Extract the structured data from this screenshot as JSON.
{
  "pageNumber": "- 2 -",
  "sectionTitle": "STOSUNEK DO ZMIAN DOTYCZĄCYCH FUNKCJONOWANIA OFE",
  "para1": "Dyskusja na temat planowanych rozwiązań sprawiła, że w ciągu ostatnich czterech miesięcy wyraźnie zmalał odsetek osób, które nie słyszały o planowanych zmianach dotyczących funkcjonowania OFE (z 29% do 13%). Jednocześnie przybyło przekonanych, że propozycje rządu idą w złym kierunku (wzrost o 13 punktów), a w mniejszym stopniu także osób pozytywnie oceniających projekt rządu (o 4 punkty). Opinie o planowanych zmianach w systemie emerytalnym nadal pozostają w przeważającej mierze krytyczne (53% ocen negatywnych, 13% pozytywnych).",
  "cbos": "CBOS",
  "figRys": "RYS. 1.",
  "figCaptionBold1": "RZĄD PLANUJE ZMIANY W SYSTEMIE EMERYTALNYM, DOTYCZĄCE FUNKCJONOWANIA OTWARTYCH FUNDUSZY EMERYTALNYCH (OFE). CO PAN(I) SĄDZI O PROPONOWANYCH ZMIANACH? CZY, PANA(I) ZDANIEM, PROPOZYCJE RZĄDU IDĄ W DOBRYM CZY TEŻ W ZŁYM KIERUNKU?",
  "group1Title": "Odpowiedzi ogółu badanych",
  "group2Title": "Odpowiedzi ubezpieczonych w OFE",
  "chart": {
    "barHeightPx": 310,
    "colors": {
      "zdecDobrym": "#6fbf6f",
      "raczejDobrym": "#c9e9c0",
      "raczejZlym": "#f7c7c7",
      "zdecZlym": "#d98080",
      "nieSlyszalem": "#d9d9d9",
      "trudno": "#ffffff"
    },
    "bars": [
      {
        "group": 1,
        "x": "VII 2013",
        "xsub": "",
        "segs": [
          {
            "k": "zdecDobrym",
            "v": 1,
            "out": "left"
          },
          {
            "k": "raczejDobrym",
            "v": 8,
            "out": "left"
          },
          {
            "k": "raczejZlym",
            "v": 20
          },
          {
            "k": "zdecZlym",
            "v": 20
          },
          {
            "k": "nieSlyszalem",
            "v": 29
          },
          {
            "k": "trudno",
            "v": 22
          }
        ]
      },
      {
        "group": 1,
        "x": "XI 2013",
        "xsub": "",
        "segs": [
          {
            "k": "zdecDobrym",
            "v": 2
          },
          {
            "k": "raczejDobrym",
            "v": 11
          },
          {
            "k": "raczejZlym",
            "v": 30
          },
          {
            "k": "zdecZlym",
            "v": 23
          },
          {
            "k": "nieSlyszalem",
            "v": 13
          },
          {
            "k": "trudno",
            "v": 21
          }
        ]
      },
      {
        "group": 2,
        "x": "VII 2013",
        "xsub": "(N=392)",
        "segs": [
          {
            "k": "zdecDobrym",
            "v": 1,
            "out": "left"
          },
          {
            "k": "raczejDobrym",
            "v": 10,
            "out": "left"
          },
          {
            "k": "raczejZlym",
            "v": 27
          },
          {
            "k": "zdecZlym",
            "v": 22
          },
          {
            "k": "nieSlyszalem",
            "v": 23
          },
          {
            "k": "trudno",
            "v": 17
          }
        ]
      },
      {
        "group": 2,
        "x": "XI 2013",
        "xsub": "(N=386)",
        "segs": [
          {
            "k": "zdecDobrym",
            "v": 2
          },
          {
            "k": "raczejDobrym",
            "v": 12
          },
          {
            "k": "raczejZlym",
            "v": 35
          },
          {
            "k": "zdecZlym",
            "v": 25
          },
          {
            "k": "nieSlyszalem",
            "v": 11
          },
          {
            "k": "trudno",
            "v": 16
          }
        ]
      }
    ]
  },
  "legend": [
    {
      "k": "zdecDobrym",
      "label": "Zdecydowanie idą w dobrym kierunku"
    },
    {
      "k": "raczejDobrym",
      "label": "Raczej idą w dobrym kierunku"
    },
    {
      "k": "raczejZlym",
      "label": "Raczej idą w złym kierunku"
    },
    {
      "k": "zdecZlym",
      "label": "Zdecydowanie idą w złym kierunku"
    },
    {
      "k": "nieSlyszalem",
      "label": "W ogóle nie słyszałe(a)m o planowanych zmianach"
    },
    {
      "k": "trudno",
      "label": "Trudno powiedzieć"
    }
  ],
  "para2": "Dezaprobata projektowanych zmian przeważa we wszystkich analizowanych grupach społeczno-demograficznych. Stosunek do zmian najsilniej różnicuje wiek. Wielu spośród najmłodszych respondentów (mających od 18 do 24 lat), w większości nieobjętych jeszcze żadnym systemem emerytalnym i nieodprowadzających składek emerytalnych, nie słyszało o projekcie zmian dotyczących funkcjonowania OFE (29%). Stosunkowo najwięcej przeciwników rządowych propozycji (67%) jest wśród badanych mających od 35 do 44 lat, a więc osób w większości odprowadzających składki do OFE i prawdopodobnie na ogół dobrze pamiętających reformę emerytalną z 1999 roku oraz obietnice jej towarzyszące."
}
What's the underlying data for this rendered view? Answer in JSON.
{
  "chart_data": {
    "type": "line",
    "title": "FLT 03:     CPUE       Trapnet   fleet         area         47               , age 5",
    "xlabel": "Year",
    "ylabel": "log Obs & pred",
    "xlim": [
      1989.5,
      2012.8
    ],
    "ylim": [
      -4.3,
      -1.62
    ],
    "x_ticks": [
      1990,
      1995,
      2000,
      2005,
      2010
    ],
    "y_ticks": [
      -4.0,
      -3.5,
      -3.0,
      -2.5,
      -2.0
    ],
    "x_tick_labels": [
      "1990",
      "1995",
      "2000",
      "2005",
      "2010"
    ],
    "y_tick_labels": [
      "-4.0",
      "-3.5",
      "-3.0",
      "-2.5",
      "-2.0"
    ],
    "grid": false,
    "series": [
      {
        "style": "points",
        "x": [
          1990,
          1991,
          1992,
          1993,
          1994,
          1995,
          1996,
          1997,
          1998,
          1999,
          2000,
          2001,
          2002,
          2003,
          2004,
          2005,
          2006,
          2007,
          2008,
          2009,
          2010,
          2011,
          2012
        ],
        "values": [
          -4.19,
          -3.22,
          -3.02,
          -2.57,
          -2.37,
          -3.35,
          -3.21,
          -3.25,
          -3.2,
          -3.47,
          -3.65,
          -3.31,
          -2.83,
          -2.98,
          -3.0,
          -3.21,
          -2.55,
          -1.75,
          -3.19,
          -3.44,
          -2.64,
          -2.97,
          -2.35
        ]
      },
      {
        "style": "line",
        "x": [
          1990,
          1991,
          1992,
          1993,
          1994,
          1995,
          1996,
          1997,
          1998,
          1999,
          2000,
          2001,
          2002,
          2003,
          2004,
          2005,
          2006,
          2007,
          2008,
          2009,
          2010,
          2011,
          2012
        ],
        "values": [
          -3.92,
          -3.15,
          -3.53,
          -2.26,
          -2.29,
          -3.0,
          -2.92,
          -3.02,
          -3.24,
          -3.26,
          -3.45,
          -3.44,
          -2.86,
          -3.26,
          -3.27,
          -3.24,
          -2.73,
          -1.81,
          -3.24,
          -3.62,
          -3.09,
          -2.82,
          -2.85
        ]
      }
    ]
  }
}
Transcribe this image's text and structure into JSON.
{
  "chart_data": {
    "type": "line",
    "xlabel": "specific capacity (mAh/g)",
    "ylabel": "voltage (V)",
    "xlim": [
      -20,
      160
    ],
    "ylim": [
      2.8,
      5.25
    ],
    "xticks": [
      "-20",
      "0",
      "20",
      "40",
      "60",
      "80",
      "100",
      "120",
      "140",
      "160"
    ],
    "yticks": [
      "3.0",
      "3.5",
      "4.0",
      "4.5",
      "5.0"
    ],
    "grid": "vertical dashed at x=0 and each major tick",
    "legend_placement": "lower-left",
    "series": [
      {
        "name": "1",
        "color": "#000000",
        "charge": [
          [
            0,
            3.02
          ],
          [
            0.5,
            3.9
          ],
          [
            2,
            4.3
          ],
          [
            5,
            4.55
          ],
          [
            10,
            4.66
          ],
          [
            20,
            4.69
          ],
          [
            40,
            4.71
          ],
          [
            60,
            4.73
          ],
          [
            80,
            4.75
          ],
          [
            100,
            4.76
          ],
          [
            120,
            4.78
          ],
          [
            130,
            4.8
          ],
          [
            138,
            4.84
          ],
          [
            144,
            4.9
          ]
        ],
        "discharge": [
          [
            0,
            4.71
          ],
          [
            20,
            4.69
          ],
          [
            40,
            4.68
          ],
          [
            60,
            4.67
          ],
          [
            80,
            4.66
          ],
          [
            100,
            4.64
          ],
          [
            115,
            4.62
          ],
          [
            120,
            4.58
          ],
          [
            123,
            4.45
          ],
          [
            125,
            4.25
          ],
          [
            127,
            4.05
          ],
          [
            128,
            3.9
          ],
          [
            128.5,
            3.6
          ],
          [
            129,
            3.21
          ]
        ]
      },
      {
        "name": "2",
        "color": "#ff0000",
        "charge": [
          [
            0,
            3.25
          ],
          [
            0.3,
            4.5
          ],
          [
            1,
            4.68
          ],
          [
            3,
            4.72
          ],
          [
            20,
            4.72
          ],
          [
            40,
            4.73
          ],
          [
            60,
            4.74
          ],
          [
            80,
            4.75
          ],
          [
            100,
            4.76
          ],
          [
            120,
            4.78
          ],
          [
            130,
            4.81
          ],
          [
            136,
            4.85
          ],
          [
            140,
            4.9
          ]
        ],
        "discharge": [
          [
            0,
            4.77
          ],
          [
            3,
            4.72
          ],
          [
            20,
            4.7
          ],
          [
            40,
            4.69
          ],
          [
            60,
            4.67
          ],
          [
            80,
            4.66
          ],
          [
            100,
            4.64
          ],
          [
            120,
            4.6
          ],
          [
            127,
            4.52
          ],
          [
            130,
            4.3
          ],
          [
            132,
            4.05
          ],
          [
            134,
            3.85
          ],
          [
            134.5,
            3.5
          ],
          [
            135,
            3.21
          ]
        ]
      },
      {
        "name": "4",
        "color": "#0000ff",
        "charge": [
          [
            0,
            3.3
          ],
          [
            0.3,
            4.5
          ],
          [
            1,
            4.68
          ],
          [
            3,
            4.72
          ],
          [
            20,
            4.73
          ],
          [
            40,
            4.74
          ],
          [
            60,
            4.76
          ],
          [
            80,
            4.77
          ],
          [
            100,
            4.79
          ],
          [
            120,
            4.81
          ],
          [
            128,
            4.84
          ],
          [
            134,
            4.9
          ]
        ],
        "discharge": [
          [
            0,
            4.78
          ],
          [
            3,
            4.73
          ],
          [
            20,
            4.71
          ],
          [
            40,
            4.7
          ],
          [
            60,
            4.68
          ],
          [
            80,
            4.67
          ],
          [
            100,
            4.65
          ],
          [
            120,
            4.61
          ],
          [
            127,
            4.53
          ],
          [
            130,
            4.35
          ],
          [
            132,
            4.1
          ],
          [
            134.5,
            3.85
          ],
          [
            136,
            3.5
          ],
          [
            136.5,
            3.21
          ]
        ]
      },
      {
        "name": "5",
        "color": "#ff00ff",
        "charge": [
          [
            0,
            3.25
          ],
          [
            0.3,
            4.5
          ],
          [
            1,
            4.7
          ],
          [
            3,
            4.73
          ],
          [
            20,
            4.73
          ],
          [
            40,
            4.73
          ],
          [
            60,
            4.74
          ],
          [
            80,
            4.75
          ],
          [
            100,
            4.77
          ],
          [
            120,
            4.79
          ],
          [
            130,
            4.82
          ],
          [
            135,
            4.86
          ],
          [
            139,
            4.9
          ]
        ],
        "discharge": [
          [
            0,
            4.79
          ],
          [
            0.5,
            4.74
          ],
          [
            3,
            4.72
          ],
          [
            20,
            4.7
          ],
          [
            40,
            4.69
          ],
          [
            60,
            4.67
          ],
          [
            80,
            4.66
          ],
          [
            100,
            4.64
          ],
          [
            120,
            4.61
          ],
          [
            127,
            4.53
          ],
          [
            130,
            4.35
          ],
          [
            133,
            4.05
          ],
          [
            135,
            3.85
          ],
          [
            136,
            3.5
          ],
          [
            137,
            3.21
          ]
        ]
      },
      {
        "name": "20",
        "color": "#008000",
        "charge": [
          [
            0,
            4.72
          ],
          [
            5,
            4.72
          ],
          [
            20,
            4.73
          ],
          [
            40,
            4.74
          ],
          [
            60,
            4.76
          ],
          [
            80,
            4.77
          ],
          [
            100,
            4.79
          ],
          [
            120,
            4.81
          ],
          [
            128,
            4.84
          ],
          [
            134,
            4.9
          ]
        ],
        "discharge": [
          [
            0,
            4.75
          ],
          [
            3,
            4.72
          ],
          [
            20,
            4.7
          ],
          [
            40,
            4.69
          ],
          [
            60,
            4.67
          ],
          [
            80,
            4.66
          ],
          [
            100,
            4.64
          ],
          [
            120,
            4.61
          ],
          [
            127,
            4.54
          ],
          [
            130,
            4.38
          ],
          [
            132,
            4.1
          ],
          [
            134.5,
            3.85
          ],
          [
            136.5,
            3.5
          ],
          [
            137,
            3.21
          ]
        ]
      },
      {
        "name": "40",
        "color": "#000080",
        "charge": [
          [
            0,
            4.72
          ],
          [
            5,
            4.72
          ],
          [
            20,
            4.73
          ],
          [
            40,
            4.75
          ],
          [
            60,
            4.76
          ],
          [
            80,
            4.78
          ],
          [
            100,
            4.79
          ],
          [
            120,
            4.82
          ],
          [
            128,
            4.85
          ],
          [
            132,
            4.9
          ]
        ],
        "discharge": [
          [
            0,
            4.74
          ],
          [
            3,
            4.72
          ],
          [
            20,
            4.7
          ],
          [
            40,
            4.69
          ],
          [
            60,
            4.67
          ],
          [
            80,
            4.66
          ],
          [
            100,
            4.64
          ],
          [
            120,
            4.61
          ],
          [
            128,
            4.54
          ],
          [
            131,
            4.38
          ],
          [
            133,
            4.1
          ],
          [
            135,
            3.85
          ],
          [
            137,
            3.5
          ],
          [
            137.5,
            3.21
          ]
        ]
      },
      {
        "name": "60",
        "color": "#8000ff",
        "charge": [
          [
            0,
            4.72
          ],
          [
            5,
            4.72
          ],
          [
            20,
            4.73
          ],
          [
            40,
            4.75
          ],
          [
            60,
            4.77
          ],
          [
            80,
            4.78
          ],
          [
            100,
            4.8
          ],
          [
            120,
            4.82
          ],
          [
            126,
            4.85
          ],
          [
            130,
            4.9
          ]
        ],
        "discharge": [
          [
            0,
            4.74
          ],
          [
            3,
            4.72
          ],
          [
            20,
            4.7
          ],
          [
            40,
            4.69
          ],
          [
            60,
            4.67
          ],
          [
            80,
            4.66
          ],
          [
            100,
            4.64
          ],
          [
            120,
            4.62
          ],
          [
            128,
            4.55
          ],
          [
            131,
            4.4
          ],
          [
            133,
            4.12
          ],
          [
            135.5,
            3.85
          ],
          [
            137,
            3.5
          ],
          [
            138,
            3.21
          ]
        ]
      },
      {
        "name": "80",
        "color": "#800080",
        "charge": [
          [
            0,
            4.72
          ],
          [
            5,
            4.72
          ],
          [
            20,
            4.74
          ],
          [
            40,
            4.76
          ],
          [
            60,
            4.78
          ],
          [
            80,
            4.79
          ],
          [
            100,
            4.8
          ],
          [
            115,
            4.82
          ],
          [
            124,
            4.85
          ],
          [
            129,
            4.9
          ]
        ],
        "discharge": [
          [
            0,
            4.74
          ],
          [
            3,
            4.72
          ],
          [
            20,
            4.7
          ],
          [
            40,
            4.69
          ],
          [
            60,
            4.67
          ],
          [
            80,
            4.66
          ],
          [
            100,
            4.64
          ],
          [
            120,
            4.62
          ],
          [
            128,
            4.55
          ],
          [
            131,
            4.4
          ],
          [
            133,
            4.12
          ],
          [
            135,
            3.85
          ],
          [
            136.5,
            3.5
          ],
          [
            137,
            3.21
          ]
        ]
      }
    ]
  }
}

----------

— WHAT YOU NEED TO DO —
Check each line of the records for the word "Odpowiedzi", and show the lines that contain it.

— RESULT BELOW —
  "group1Title": "Odpowiedzi ogółu badanych",
  "group2Title": "Odpowiedzi ubezpieczonych w OFE",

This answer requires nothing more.